Figure contents as structured data:
***
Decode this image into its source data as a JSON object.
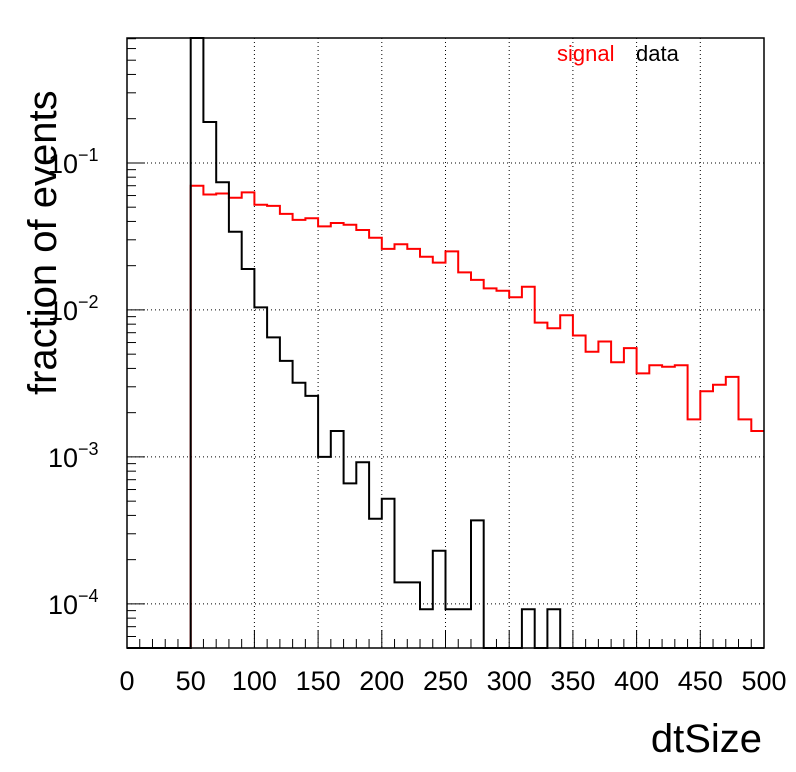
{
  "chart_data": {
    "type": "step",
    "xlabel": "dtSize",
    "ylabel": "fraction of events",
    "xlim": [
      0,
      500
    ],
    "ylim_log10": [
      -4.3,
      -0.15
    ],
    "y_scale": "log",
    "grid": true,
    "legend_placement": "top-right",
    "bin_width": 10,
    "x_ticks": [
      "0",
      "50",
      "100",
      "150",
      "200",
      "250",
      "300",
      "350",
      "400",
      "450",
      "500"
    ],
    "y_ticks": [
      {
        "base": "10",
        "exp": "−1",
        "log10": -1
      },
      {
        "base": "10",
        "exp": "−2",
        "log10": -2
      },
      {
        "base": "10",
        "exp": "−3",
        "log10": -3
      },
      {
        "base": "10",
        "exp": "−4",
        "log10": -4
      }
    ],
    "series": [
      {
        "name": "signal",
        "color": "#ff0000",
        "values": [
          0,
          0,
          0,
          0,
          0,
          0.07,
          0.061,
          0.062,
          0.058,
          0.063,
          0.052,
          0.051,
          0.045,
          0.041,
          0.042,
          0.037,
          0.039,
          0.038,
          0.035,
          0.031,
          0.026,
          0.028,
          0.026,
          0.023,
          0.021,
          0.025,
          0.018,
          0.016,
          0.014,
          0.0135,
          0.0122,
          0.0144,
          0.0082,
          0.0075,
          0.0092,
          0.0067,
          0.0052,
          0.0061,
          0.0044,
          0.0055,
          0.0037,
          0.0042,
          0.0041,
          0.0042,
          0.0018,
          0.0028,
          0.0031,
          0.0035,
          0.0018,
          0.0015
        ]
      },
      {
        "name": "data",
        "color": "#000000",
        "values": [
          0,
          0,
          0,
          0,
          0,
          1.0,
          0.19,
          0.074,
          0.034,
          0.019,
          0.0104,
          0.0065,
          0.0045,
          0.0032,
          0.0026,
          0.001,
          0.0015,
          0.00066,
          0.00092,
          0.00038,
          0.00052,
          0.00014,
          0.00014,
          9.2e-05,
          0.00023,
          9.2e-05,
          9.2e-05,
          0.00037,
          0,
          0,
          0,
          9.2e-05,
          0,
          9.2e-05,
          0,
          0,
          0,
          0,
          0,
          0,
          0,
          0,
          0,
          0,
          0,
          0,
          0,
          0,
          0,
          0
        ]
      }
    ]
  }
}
***
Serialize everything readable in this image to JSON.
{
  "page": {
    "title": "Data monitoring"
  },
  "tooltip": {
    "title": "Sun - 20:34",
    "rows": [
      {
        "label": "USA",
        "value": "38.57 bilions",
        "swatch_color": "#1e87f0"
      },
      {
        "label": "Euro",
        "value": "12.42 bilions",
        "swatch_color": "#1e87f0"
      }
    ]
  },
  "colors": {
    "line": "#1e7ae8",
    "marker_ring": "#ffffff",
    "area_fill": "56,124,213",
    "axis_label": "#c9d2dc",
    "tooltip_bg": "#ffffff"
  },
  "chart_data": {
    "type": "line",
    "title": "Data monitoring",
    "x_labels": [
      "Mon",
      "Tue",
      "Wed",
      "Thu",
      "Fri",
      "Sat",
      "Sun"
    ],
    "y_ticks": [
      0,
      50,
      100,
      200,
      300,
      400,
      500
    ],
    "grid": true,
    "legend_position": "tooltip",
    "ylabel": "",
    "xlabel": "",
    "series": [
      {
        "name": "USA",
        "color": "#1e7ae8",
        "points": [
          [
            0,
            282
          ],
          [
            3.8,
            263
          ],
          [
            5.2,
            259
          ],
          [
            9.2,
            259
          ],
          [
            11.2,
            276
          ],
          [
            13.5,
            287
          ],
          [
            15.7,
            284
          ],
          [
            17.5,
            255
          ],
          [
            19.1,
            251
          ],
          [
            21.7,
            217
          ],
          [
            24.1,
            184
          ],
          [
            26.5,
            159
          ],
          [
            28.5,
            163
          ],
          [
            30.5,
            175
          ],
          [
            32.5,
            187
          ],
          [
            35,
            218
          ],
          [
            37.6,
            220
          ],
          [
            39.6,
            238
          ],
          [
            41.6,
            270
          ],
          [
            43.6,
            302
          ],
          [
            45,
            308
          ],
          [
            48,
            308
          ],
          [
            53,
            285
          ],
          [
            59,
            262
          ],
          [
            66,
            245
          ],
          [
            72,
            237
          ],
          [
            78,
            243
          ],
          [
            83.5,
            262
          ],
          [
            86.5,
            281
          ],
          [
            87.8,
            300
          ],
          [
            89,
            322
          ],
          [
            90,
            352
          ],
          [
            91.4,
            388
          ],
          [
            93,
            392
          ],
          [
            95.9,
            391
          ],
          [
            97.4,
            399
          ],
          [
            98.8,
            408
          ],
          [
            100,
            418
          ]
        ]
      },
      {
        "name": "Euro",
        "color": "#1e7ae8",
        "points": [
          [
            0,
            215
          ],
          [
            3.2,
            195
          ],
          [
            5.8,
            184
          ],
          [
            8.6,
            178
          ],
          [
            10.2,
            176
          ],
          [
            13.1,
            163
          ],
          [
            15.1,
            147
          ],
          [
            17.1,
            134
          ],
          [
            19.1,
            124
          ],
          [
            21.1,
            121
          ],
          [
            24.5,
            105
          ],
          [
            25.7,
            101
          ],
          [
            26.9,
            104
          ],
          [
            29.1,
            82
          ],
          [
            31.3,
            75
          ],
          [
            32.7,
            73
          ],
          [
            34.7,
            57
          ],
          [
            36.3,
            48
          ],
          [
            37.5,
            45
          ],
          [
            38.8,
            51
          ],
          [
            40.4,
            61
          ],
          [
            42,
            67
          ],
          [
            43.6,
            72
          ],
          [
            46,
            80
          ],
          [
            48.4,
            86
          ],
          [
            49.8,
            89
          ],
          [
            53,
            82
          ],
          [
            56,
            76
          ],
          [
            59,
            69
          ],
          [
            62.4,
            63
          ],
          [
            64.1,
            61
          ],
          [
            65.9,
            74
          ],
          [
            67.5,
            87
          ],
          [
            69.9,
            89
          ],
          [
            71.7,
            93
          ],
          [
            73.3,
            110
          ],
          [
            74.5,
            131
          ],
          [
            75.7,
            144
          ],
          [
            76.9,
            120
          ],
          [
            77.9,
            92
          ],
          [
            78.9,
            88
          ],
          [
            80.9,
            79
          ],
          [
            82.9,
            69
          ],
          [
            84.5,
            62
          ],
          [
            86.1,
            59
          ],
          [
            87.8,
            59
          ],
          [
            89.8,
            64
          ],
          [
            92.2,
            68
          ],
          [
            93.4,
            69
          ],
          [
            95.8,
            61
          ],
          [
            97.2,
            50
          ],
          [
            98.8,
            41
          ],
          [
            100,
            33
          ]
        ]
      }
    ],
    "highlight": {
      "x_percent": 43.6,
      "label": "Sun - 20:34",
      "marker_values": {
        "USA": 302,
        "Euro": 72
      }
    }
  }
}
***
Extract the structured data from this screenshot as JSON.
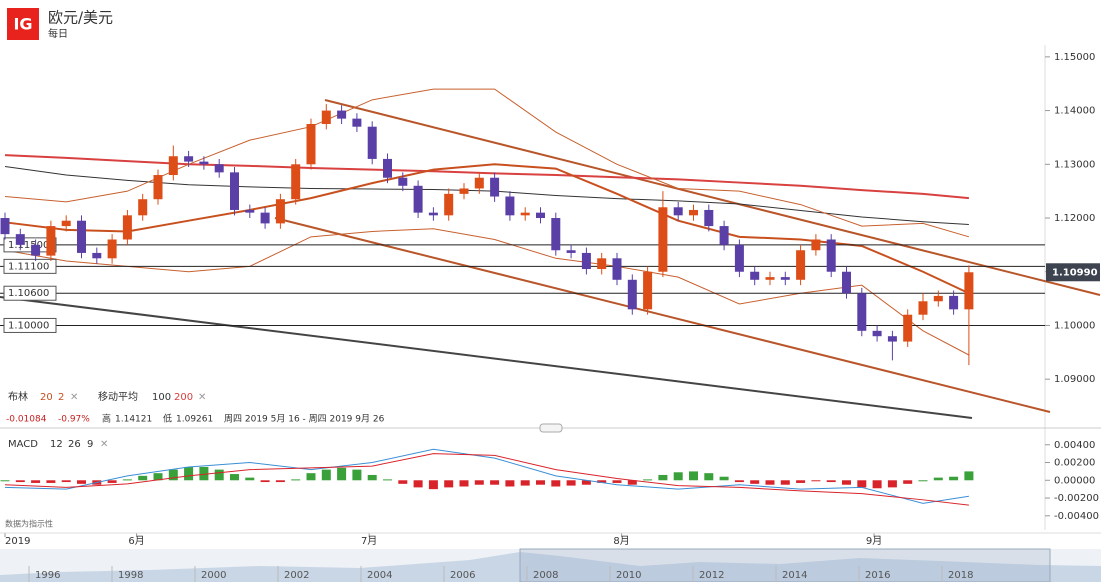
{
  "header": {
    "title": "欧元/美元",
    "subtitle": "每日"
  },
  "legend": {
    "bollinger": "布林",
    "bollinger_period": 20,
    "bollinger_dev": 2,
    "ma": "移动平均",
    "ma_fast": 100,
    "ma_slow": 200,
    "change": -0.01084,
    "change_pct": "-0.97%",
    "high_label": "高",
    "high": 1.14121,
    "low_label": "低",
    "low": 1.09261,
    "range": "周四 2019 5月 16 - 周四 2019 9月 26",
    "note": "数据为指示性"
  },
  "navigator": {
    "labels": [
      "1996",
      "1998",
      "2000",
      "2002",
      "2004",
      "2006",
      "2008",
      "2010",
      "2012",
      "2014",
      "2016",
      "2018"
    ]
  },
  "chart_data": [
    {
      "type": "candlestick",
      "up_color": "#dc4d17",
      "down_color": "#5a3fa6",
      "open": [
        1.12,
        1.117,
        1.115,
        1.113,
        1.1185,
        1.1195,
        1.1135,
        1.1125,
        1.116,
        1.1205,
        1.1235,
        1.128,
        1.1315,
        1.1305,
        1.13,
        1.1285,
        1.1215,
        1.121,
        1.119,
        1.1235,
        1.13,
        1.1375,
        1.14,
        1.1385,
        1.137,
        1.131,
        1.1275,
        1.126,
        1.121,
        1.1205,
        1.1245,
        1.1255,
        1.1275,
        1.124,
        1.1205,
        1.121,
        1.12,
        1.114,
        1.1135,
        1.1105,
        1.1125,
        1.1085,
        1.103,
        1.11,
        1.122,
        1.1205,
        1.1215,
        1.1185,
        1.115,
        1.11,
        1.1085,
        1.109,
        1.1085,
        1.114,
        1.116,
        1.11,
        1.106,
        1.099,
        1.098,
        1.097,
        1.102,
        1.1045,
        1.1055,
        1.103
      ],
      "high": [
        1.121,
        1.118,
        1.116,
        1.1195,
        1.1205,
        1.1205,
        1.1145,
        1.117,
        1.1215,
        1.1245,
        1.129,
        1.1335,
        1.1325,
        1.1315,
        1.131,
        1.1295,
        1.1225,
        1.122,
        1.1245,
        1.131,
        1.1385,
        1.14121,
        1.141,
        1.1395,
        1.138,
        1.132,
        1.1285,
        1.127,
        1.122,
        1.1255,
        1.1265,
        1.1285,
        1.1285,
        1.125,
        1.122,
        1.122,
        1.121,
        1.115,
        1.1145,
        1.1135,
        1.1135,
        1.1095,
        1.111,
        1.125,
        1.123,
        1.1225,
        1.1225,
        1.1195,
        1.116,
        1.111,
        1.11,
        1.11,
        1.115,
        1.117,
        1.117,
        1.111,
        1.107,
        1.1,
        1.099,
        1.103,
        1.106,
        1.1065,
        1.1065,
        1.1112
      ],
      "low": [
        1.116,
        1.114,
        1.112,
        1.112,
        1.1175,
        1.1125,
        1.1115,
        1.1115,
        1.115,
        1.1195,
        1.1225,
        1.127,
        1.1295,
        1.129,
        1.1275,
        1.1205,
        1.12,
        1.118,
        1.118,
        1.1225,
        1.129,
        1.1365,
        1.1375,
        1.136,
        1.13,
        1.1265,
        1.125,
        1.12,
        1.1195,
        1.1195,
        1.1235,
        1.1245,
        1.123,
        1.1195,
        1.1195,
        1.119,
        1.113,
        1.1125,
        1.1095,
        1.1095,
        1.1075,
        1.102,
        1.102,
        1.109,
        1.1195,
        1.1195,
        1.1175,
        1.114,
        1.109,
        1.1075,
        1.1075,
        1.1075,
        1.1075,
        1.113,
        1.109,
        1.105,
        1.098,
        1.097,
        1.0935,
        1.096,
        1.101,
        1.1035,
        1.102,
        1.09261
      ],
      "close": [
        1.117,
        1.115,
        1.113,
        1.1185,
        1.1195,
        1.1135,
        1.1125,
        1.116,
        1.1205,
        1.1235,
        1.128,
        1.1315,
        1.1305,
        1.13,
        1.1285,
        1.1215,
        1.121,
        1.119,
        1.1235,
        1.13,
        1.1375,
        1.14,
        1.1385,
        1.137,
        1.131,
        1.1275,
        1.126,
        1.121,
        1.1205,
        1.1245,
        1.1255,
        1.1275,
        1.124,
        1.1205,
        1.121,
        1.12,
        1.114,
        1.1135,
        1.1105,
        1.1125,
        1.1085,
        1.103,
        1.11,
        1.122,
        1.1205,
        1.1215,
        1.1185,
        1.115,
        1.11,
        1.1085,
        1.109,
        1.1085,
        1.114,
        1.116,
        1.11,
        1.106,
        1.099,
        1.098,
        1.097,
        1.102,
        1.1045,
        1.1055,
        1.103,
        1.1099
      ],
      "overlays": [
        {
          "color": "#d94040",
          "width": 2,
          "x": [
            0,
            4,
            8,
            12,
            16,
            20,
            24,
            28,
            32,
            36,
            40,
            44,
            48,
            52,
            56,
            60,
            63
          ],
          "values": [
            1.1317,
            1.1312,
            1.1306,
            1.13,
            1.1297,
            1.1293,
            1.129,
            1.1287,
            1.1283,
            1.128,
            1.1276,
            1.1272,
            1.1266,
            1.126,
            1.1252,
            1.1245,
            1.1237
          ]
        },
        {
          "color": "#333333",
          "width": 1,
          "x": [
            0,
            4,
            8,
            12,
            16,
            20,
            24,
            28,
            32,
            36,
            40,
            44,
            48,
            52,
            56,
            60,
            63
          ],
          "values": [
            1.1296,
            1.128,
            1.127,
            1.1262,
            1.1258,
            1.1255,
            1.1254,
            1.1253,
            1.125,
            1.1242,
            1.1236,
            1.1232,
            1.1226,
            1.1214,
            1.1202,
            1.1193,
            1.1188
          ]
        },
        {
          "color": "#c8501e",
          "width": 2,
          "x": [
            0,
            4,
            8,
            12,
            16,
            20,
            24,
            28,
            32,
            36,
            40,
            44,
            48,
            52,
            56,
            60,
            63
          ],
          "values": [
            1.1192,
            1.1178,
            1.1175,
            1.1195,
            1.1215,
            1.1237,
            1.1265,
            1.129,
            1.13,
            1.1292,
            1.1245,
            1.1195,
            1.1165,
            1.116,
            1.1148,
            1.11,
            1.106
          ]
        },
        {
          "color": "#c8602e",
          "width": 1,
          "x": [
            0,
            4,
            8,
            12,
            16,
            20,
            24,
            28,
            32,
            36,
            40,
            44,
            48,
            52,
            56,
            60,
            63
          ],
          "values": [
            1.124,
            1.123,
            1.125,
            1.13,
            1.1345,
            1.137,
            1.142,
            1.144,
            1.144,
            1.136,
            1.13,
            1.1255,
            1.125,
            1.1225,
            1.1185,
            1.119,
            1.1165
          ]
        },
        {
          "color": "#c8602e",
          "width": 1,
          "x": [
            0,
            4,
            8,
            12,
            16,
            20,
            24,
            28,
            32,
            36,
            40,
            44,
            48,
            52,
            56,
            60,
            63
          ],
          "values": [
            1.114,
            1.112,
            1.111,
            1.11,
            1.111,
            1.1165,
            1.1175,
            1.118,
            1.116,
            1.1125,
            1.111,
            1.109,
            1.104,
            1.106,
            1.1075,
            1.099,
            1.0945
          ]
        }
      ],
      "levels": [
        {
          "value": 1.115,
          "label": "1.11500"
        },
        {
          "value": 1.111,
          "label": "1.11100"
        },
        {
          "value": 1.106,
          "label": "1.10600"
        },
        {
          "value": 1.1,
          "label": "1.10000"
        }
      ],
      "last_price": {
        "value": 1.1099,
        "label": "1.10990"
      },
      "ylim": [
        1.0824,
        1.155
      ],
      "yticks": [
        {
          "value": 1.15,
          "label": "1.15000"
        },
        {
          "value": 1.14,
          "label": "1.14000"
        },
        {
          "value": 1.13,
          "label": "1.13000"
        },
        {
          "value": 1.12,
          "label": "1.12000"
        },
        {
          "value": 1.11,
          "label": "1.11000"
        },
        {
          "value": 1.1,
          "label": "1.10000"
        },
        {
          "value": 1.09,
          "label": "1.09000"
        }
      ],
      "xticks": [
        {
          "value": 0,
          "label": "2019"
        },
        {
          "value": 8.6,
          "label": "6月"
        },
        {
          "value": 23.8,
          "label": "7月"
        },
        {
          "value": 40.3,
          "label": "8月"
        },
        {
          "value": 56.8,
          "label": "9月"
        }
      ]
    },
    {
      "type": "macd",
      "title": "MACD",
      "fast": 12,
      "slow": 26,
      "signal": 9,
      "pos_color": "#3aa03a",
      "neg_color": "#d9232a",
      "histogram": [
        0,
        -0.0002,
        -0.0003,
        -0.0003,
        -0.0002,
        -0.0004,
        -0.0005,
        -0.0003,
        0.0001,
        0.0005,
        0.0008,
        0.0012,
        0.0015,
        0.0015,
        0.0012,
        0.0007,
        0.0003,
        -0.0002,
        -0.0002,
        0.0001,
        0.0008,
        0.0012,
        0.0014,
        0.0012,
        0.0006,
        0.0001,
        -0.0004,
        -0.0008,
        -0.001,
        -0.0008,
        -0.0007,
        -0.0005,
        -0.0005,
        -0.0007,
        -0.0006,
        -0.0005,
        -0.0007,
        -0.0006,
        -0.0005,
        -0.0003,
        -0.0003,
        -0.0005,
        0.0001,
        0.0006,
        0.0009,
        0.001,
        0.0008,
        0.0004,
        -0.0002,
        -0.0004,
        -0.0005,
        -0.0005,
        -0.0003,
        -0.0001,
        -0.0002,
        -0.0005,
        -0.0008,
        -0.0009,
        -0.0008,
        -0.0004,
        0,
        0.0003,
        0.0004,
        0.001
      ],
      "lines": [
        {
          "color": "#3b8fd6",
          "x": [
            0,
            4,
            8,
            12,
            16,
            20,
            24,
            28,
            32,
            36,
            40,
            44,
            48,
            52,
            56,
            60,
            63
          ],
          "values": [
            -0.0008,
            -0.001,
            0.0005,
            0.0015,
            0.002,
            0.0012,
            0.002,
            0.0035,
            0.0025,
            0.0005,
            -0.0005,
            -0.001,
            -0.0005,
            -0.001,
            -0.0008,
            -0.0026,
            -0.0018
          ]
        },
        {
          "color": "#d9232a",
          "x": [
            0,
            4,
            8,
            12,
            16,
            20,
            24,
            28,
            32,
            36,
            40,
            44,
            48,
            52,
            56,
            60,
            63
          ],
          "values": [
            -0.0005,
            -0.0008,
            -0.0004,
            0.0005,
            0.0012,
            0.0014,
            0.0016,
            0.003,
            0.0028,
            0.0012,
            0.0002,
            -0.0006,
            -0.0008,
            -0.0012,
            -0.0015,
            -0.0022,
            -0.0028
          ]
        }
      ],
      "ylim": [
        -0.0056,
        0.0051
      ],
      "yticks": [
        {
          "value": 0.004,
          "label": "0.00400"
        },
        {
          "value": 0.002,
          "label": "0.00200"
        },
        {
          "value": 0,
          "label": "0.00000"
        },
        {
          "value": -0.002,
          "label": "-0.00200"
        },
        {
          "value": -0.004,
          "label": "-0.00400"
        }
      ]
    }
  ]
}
***
» **Directions**
Copy each line above that contains the string "this".

» **Exercise solution**
Decode this image into its source data as a JSON object.
Serialize everything readable in this image to JSON.
Extract the structured data from this screenshot as JSON.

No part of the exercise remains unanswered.